>> Start
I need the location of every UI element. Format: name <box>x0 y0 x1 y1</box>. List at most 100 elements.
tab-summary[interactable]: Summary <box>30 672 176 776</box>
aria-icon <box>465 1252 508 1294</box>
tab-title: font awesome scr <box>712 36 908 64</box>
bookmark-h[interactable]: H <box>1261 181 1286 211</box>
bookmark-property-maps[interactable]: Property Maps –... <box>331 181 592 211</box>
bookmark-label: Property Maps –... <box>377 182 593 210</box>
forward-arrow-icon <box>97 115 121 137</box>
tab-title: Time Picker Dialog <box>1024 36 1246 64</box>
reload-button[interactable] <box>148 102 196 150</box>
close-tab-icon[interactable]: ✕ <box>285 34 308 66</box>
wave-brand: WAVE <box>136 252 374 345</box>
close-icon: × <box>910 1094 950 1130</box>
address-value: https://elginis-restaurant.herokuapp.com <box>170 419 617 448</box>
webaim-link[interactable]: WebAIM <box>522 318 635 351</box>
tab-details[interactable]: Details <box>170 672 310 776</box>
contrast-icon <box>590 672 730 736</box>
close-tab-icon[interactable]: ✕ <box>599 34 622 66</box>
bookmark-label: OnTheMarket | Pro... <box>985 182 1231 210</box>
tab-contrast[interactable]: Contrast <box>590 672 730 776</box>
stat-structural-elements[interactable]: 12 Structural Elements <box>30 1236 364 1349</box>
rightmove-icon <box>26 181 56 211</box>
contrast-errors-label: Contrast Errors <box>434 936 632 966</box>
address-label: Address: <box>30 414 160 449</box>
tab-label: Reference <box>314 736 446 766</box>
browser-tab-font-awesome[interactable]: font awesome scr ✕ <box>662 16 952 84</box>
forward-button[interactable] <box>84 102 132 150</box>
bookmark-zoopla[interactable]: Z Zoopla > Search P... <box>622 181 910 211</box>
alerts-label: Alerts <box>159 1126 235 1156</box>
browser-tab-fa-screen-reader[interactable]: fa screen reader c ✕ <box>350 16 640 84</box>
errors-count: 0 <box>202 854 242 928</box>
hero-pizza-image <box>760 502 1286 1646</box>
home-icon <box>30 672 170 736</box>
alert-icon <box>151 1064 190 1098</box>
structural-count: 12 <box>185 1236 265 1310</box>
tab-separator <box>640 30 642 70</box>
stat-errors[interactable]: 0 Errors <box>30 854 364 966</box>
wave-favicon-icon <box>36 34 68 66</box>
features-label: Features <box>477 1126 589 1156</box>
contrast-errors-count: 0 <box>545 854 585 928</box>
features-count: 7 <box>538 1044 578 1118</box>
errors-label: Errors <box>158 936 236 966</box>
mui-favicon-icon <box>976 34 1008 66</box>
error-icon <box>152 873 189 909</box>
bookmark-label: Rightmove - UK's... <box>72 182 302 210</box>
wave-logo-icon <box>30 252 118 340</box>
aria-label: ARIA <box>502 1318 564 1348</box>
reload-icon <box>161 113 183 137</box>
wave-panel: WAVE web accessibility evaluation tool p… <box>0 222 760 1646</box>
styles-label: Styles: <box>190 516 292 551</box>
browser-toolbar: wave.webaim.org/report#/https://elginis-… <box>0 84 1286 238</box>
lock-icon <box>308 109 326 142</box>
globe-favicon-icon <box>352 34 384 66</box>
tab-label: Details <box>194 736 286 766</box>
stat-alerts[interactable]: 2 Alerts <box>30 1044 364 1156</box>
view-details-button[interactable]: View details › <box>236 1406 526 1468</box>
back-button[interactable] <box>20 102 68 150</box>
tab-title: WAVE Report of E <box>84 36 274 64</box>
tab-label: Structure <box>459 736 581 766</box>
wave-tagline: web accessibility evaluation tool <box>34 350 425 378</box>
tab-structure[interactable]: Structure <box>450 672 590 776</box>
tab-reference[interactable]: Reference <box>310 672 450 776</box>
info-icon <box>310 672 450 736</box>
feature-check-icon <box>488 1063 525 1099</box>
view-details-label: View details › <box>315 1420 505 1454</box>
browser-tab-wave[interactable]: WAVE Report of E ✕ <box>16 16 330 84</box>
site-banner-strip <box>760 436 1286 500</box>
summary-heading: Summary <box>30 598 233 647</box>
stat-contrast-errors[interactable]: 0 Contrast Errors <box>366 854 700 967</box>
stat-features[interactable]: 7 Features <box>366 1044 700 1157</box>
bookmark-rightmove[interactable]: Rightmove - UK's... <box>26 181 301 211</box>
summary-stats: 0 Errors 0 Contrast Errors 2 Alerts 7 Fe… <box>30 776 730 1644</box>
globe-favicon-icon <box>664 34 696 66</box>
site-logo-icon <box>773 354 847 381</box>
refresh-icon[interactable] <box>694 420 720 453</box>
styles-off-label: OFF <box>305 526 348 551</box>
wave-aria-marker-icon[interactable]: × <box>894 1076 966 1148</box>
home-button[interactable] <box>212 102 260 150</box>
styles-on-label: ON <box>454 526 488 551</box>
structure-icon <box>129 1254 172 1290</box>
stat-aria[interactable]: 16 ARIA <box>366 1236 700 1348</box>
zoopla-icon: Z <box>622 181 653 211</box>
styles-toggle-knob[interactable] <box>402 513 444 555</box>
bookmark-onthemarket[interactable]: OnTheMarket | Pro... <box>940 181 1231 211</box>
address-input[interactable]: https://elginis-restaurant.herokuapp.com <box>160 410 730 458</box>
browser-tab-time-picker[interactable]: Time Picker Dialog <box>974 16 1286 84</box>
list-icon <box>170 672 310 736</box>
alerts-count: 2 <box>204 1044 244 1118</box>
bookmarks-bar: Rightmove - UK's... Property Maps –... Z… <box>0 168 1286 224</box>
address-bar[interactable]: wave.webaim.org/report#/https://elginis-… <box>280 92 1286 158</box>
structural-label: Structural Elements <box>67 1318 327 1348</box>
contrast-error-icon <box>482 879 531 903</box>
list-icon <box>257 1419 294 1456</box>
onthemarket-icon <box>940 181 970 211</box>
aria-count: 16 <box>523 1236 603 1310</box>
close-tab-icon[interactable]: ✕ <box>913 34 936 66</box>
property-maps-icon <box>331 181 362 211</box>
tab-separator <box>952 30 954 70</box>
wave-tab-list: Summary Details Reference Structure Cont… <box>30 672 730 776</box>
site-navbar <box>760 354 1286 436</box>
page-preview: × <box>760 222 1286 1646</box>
>> End
PROBLEM REQUIREMENTS: Can you copy out all of the data above word for word, every line in its original order?

FINISHED TASK:
I need the location of every UI element. Format: name <box>x0 y0 x1 y1</box>. List at most 100 elements.
tab-summary[interactable]: Summary <box>30 672 176 776</box>
aria-icon <box>465 1252 508 1294</box>
tab-title: font awesome scr <box>712 36 908 64</box>
bookmark-h[interactable]: H <box>1261 181 1286 211</box>
bookmark-property-maps[interactable]: Property Maps –... <box>331 181 592 211</box>
bookmark-label: Property Maps –... <box>377 182 593 210</box>
forward-arrow-icon <box>97 115 121 137</box>
tab-title: Time Picker Dialog <box>1024 36 1246 64</box>
reload-button[interactable] <box>148 102 196 150</box>
close-tab-icon[interactable]: ✕ <box>285 34 308 66</box>
wave-brand: WAVE <box>136 252 374 345</box>
close-icon: × <box>910 1094 950 1130</box>
address-value: https://elginis-restaurant.herokuapp.com <box>170 419 617 448</box>
webaim-link[interactable]: WebAIM <box>522 318 635 351</box>
tab-details[interactable]: Details <box>170 672 310 776</box>
contrast-icon <box>590 672 730 736</box>
close-tab-icon[interactable]: ✕ <box>599 34 622 66</box>
bookmark-label: OnTheMarket | Pro... <box>985 182 1231 210</box>
tab-contrast[interactable]: Contrast <box>590 672 730 776</box>
stat-structural-elements[interactable]: 12 Structural Elements <box>30 1236 364 1349</box>
rightmove-icon <box>26 181 56 211</box>
contrast-errors-label: Contrast Errors <box>434 936 632 966</box>
address-label: Address: <box>30 414 160 449</box>
tab-label: Reference <box>314 736 446 766</box>
browser-tab-font-awesome[interactable]: font awesome scr ✕ <box>662 16 952 84</box>
forward-button[interactable] <box>84 102 132 150</box>
bookmark-zoopla[interactable]: Z Zoopla > Search P... <box>622 181 910 211</box>
alerts-label: Alerts <box>159 1126 235 1156</box>
browser-tab-fa-screen-reader[interactable]: fa screen reader c ✕ <box>350 16 640 84</box>
errors-count: 0 <box>202 854 242 928</box>
hero-pizza-image <box>760 502 1286 1646</box>
home-icon <box>30 672 170 736</box>
alert-icon <box>151 1064 190 1098</box>
structural-count: 12 <box>185 1236 265 1310</box>
tab-separator <box>640 30 642 70</box>
stat-errors[interactable]: 0 Errors <box>30 854 364 966</box>
wave-favicon-icon <box>36 34 68 66</box>
features-label: Features <box>477 1126 589 1156</box>
contrast-errors-count: 0 <box>545 854 585 928</box>
features-count: 7 <box>538 1044 578 1118</box>
errors-label: Errors <box>158 936 236 966</box>
mui-favicon-icon <box>976 34 1008 66</box>
error-icon <box>152 873 189 909</box>
bookmark-label: Rightmove - UK's... <box>72 182 302 210</box>
wave-logo-icon <box>30 252 118 340</box>
aria-label: ARIA <box>502 1318 564 1348</box>
reload-icon <box>161 113 183 137</box>
wave-panel: WAVE web accessibility evaluation tool p… <box>0 222 760 1646</box>
styles-label: Styles: <box>190 516 292 551</box>
browser-toolbar: wave.webaim.org/report#/https://elginis-… <box>0 84 1286 238</box>
lock-icon <box>308 109 326 142</box>
globe-favicon-icon <box>352 34 384 66</box>
tab-label: Details <box>194 736 286 766</box>
stat-alerts[interactable]: 2 Alerts <box>30 1044 364 1156</box>
view-details-button[interactable]: View details › <box>236 1406 526 1468</box>
back-button[interactable] <box>20 102 68 150</box>
tab-title: WAVE Report of E <box>84 36 274 64</box>
tab-label: Structure <box>459 736 581 766</box>
wave-tagline: web accessibility evaluation tool <box>34 350 425 378</box>
tab-structure[interactable]: Structure <box>450 672 590 776</box>
tab-reference[interactable]: Reference <box>310 672 450 776</box>
info-icon <box>310 672 450 736</box>
feature-check-icon <box>488 1063 525 1099</box>
view-details-label: View details › <box>315 1420 505 1454</box>
browser-tab-wave[interactable]: WAVE Report of E ✕ <box>16 16 330 84</box>
site-banner-strip <box>760 436 1286 500</box>
summary-heading: Summary <box>30 598 233 647</box>
stat-contrast-errors[interactable]: 0 Contrast Errors <box>366 854 700 967</box>
stat-features[interactable]: 7 Features <box>366 1044 700 1157</box>
bookmark-rightmove[interactable]: Rightmove - UK's... <box>26 181 301 211</box>
summary-stats: 0 Errors 0 Contrast Errors 2 Alerts 7 Fe… <box>30 776 730 1644</box>
globe-favicon-icon <box>664 34 696 66</box>
site-logo-icon <box>773 354 847 381</box>
refresh-icon[interactable] <box>694 420 720 453</box>
styles-off-label: OFF <box>305 526 348 551</box>
wave-aria-marker-icon[interactable]: × <box>894 1076 966 1148</box>
home-button[interactable] <box>212 102 260 150</box>
styles-on-label: ON <box>454 526 488 551</box>
structure-icon <box>129 1254 172 1290</box>
stat-aria[interactable]: 16 ARIA <box>366 1236 700 1348</box>
zoopla-icon: Z <box>622 181 653 211</box>
styles-toggle-knob[interactable] <box>402 513 444 555</box>
bookmark-onthemarket[interactable]: OnTheMarket | Pro... <box>940 181 1231 211</box>
address-input[interactable]: https://elginis-restaurant.herokuapp.com <box>160 410 730 458</box>
browser-tab-time-picker[interactable]: Time Picker Dialog <box>974 16 1286 84</box>
list-icon <box>170 672 310 736</box>
alerts-count: 2 <box>204 1044 244 1118</box>
bookmarks-bar: Rightmove - UK's... Property Maps –... Z… <box>0 168 1286 224</box>
address-bar[interactable]: wave.webaim.org/report#/https://elginis-… <box>280 92 1286 158</box>
structural-label: Structural Elements <box>67 1318 327 1348</box>
contrast-error-icon <box>482 879 531 903</box>
list-icon <box>257 1419 294 1456</box>
onthemarket-icon <box>940 181 970 211</box>
aria-count: 16 <box>523 1236 603 1310</box>
close-tab-icon[interactable]: ✕ <box>913 34 936 66</box>
property-maps-icon <box>331 181 362 211</box>
tab-separator <box>952 30 954 70</box>
wave-tab-list: Summary Details Reference Structure Cont… <box>30 672 730 776</box>
site-navbar <box>760 354 1286 436</box>
page-preview: × <box>760 222 1286 1646</box>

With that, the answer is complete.